REQUIRED WORK: Print the data exactly, leaving nothing out.

— start —

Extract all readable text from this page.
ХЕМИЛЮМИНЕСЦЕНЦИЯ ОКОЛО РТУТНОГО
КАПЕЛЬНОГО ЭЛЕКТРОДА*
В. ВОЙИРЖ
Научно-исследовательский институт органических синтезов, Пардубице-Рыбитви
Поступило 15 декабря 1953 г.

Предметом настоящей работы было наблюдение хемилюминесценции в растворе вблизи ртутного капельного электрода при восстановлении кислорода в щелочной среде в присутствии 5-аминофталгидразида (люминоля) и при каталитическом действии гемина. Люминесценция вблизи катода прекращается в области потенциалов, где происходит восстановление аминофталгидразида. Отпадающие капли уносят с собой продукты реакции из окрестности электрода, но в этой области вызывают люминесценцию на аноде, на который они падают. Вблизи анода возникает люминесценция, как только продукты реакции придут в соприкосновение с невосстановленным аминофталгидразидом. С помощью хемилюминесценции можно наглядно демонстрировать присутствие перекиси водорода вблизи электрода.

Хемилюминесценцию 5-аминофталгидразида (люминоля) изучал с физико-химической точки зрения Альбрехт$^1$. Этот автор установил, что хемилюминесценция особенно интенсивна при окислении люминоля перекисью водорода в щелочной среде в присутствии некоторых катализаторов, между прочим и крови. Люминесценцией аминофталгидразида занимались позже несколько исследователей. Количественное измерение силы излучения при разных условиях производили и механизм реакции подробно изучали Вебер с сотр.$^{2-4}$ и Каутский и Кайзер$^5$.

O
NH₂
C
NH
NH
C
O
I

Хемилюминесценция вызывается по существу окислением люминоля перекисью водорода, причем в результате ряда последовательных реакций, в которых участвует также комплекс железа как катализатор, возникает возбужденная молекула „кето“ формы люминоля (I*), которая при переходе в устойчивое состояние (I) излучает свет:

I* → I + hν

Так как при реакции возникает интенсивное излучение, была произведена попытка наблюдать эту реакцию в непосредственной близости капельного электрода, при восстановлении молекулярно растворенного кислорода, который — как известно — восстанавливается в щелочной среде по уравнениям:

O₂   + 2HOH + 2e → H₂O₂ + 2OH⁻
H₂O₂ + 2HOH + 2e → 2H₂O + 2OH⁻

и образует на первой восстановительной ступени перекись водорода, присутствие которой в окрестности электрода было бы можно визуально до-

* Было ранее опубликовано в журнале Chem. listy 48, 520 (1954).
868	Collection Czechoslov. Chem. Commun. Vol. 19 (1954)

— end —

FINAL RESULT:
Extract all readable text from this page.
ХЕМИЛЮМИНЕСЦЕНЦИЯ ОКОЛО РТУТНОГО
КАПЕЛЬНОГО ЭЛЕКТРОДА*
В. ВОЙИРЖ
Научно-исследовательский институт органических синтезов, Пардубице-Рыбитви
Поступило 15 декабря 1953 г.

Предметом настоящей работы было наблюдение хемилюминесценции в растворе вблизи ртутного капельного электрода при восстановлении кислорода в щелочной среде в присутствии 5-аминофталгидразида (люминоля) и при каталитическом действии гемина. Люминесценция вблизи катода прекращается в области потенциалов, где происходит восстановление аминофталгидразида. Отпадающие капли уносят с собой продукты реакции из окрестности электрода, но в этой области вызывают люминесценцию на аноде, на который они падают. Вблизи анода возникает люминесценция, как только продукты реакции придут в соприкосновение с невосстановленным аминофталгидразидом. С помощью хемилюминесценции можно наглядно демонстрировать присутствие перекиси водорода вблизи электрода.

Хемилюминесценцию 5-аминофталгидразида (люминоля) изучал с физико-химической точки зрения Альбрехт$^1$. Этот автор установил, что хемилюминесценция особенно интенсивна при окислении люминоля перекисью водорода в щелочной среде в присутствии некоторых катализаторов, между прочим и крови. Люминесценцией аминофталгидразида занимались позже несколько исследователей. Количественное измерение силы излучения при разных условиях производили и механизм реакции подробно изучали Вебер с сотр.$^{2-4}$ и Каутский и Кайзер$^5$.

O
NH₂
C
NH
NH
C
O
I

Хемилюминесценция вызывается по существу окислением люминоля перекисью водорода, причем в результате ряда последовательных реакций, в которых участвует также комплекс железа как катализатор, возникает возбужденная молекула „кето“ формы люминоля (I*), которая при переходе в устойчивое состояние (I) излучает свет:

I* → I + hν

Так как при реакции возникает интенсивное излучение, была произведена попытка наблюдать эту реакцию в непосредственной близости капельного электрода, при восстановлении молекулярно растворенного кислорода, который — как известно — восстанавливается в щелочной среде по уравнениям:

O₂   + 2HOH + 2e → H₂O₂ + 2OH⁻
H₂O₂ + 2HOH + 2e → 2H₂O + 2OH⁻

и образует на первой восстановительной ступени перекись водорода, присутствие которой в окрестности электрода было бы можно визуально до-

* Было ранее опубликовано в журнале Chem. listy 48, 520 (1954).
868	Collection Czechoslov. Chem. Commun. Vol. 19 (1954)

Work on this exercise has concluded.